Collected data:
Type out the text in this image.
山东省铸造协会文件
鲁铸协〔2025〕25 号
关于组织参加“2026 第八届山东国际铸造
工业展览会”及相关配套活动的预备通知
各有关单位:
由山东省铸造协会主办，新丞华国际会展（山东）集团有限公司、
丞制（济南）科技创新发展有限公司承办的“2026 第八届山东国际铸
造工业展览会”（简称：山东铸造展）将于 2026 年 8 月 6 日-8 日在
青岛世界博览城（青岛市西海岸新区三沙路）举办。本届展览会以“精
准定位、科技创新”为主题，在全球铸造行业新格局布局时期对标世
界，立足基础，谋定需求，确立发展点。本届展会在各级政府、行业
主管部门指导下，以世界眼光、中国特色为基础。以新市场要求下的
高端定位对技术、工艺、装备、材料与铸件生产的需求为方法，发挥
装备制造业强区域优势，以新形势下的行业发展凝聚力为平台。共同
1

- [DESCRIPTION OF THE TASK]
Retype the material above, line by line, exactly.

- [EXERCISE RESULT]
Type out the text in this image.
山东省铸造协会文件
鲁铸协〔2025〕25 号
关于组织参加“2026 第八届山东国际铸造
工业展览会”及相关配套活动的预备通知
各有关单位:
由山东省铸造协会主办，新丞华国际会展（山东）集团有限公司、
丞制（济南）科技创新发展有限公司承办的“2026 第八届山东国际铸
造工业展览会”（简称：山东铸造展）将于 2026 年 8 月 6 日-8 日在
青岛世界博览城（青岛市西海岸新区三沙路）举办。本届展览会以“精
准定位、科技创新”为主题，在全球铸造行业新格局布局时期对标世
界，立足基础，谋定需求，确立发展点。本届展会在各级政府、行业
主管部门指导下，以世界眼光、中国特色为基础。以新市场要求下的
高端定位对技术、工艺、装备、材料与铸件生产的需求为方法，发挥
装备制造业强区域优势，以新形势下的行业发展凝聚力为平台。共同
1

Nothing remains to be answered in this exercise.